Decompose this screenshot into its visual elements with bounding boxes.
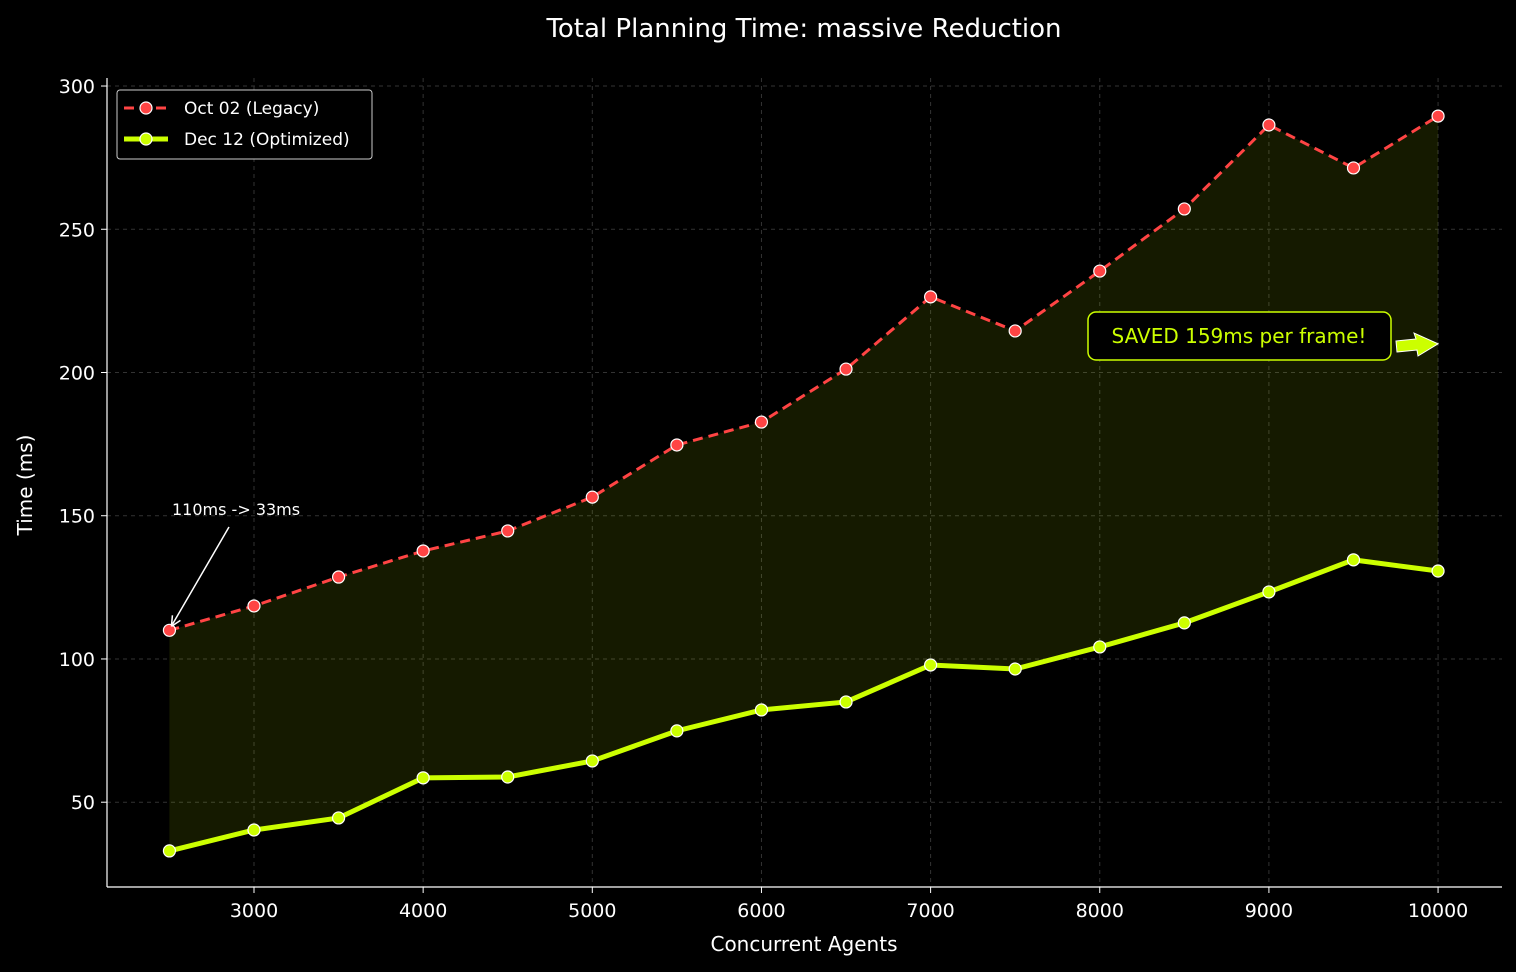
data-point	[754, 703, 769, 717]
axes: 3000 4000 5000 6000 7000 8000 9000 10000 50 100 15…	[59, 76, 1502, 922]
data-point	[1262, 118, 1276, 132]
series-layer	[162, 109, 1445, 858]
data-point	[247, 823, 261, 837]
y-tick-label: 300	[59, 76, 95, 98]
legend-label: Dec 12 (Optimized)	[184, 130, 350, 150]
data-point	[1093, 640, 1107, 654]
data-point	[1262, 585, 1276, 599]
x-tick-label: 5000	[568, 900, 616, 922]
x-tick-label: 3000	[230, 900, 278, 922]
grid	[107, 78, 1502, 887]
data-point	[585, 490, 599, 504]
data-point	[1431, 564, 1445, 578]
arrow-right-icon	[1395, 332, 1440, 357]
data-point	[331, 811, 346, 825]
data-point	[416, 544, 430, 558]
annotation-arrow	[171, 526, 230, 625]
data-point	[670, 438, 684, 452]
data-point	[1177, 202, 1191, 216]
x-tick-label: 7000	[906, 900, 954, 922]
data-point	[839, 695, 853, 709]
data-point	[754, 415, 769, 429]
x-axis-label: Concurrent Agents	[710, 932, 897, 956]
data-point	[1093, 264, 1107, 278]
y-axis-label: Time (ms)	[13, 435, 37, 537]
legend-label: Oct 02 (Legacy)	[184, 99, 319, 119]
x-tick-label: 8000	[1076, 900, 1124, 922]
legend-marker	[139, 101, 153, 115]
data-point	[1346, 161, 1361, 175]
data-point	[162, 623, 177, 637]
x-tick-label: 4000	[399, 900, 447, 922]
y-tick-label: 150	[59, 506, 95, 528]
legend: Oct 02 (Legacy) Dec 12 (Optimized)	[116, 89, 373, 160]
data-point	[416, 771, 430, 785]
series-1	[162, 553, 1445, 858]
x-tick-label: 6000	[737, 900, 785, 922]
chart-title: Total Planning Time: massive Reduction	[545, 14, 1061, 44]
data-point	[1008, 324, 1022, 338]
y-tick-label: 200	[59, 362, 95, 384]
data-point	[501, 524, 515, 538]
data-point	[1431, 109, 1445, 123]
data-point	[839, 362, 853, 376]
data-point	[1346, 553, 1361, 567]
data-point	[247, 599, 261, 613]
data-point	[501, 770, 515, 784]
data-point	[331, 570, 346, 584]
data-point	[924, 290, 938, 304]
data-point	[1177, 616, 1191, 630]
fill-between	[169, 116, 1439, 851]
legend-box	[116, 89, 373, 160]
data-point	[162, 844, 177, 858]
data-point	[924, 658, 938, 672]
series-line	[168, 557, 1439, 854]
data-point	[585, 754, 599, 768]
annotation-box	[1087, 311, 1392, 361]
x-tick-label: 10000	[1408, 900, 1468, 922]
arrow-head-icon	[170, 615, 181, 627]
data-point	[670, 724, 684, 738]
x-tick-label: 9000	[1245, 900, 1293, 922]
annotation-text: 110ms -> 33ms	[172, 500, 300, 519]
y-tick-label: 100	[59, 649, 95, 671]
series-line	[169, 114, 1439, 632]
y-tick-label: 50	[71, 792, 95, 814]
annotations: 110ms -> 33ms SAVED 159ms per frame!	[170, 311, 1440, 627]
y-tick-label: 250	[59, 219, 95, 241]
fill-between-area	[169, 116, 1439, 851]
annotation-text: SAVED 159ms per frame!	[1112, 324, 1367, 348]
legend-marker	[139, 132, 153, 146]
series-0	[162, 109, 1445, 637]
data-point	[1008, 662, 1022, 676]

==

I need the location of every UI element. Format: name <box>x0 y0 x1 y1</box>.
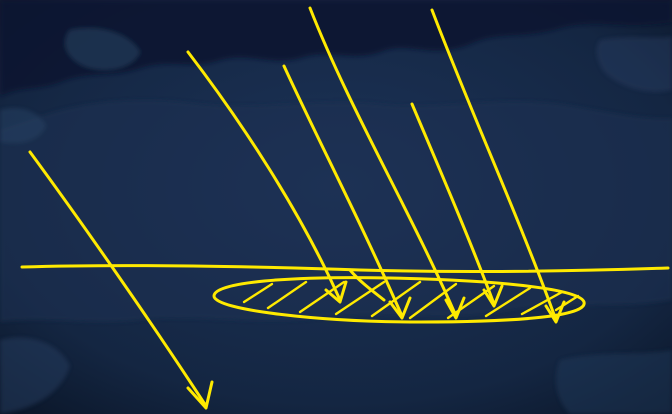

#### DO THIS
Reproduce the items from the line containing "Decompose this screenshot" up to and including the line containing "362, 853, 376]", replacing "Concurrent Agents" with "Simultaneous Agents" and leaving everything else unchanged. Omit the pictures from your answer.

#### ANSWER TO THE PROBLEM
Decompose this screenshot into its visual elements with bounding boxes.
data-point	[754, 703, 769, 717]
axes: 3000 4000 5000 6000 7000 8000 9000 10000 50 100 15…	[59, 76, 1502, 922]
data-point	[1262, 118, 1276, 132]
series-layer	[162, 109, 1445, 858]
data-point	[247, 823, 261, 837]
y-tick-label: 300	[59, 76, 95, 98]
legend-label: Dec 12 (Optimized)	[184, 130, 350, 150]
data-point	[1093, 640, 1107, 654]
data-point	[1262, 585, 1276, 599]
x-tick-label: 5000	[568, 900, 616, 922]
x-tick-label: 3000	[230, 900, 278, 922]
grid	[107, 78, 1502, 887]
data-point	[585, 490, 599, 504]
data-point	[1431, 564, 1445, 578]
arrow-right-icon	[1395, 332, 1440, 357]
data-point	[331, 811, 346, 825]
data-point	[416, 544, 430, 558]
annotation-arrow	[171, 526, 230, 625]
data-point	[670, 438, 684, 452]
data-point	[1177, 202, 1191, 216]
x-tick-label: 7000	[906, 900, 954, 922]
data-point	[839, 695, 853, 709]
data-point	[754, 415, 769, 429]
x-axis-label: Simultaneous Agents	[710, 932, 897, 956]
data-point	[1093, 264, 1107, 278]
y-axis-label: Time (ms)	[13, 435, 37, 537]
legend-label: Oct 02 (Legacy)	[184, 99, 319, 119]
x-tick-label: 8000	[1076, 900, 1124, 922]
legend-marker	[139, 101, 153, 115]
data-point	[1346, 161, 1361, 175]
data-point	[162, 623, 177, 637]
x-tick-label: 4000	[399, 900, 447, 922]
y-tick-label: 150	[59, 506, 95, 528]
legend: Oct 02 (Legacy) Dec 12 (Optimized)	[116, 89, 373, 160]
data-point	[416, 771, 430, 785]
series-1	[162, 553, 1445, 858]
x-tick-label: 6000	[737, 900, 785, 922]
chart-title: Total Planning Time: massive Reduction	[545, 14, 1061, 44]
data-point	[1008, 324, 1022, 338]
y-tick-label: 200	[59, 362, 95, 384]
data-point	[501, 524, 515, 538]
data-point	[1431, 109, 1445, 123]
data-point	[839, 362, 853, 376]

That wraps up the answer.